* _SUPPLIED MATERIAL_
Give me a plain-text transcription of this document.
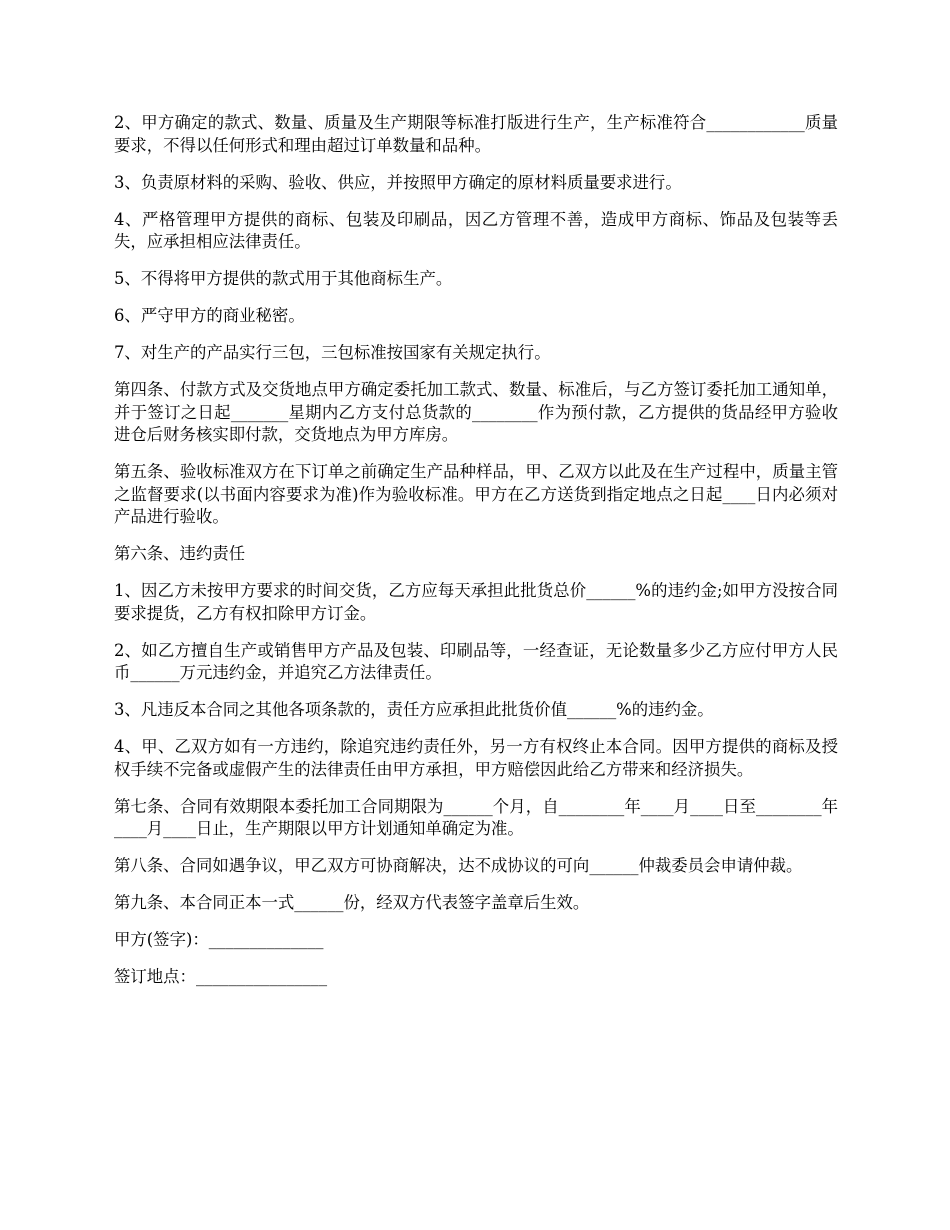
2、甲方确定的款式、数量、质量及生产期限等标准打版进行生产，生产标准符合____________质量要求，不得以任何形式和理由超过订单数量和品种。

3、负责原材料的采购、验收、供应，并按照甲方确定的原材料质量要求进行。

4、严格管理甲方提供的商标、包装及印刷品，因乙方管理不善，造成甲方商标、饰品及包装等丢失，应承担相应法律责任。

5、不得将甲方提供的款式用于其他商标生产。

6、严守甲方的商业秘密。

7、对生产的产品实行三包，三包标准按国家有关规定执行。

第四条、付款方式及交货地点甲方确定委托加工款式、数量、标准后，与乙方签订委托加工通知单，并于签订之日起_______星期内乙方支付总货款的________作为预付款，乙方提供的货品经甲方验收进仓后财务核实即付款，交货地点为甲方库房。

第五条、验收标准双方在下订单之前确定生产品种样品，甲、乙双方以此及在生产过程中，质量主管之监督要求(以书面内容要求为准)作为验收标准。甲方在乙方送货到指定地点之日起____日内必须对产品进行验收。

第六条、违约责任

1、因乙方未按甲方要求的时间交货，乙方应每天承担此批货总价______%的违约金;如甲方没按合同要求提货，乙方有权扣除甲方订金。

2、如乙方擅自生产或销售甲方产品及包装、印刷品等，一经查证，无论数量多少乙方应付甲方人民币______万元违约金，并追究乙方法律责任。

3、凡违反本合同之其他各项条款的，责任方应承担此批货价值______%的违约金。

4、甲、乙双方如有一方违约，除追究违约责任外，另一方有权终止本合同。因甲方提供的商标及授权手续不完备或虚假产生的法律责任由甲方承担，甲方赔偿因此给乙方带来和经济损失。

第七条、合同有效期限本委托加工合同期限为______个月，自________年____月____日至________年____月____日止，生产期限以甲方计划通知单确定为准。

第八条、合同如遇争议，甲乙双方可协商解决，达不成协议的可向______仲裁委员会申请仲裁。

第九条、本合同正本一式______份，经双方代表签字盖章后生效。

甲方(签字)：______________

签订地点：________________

* _EXERCISE INSTRUCTIONS_
Copy out all the data without changing anything, and drop the pictures.

* _EXERCISE SOLUTION_
Give me a plain-text transcription of this document.
2、甲方确定的款式、数量、质量及生产期限等标准打版进行生产，生产标准符合____________质量要求，不得以任何形式和理由超过订单数量和品种。

3、负责原材料的采购、验收、供应，并按照甲方确定的原材料质量要求进行。

4、严格管理甲方提供的商标、包装及印刷品，因乙方管理不善，造成甲方商标、饰品及包装等丢失，应承担相应法律责任。

5、不得将甲方提供的款式用于其他商标生产。

6、严守甲方的商业秘密。

7、对生产的产品实行三包，三包标准按国家有关规定执行。

第四条、付款方式及交货地点甲方确定委托加工款式、数量、标准后，与乙方签订委托加工通知单，并于签订之日起_______星期内乙方支付总货款的________作为预付款，乙方提供的货品经甲方验收进仓后财务核实即付款，交货地点为甲方库房。

第五条、验收标准双方在下订单之前确定生产品种样品，甲、乙双方以此及在生产过程中，质量主管之监督要求(以书面内容要求为准)作为验收标准。甲方在乙方送货到指定地点之日起____日内必须对产品进行验收。

第六条、违约责任

1、因乙方未按甲方要求的时间交货，乙方应每天承担此批货总价______%的违约金;如甲方没按合同要求提货，乙方有权扣除甲方订金。

2、如乙方擅自生产或销售甲方产品及包装、印刷品等，一经查证，无论数量多少乙方应付甲方人民币______万元违约金，并追究乙方法律责任。

3、凡违反本合同之其他各项条款的，责任方应承担此批货价值______%的违约金。

4、甲、乙双方如有一方违约，除追究违约责任外，另一方有权终止本合同。因甲方提供的商标及授权手续不完备或虚假产生的法律责任由甲方承担，甲方赔偿因此给乙方带来和经济损失。

第七条、合同有效期限本委托加工合同期限为______个月，自________年____月____日至________年____月____日止，生产期限以甲方计划通知单确定为准。

第八条、合同如遇争议，甲乙双方可协商解决，达不成协议的可向______仲裁委员会申请仲裁。

第九条、本合同正本一式______份，经双方代表签字盖章后生效。

甲方(签字)：______________

签订地点：________________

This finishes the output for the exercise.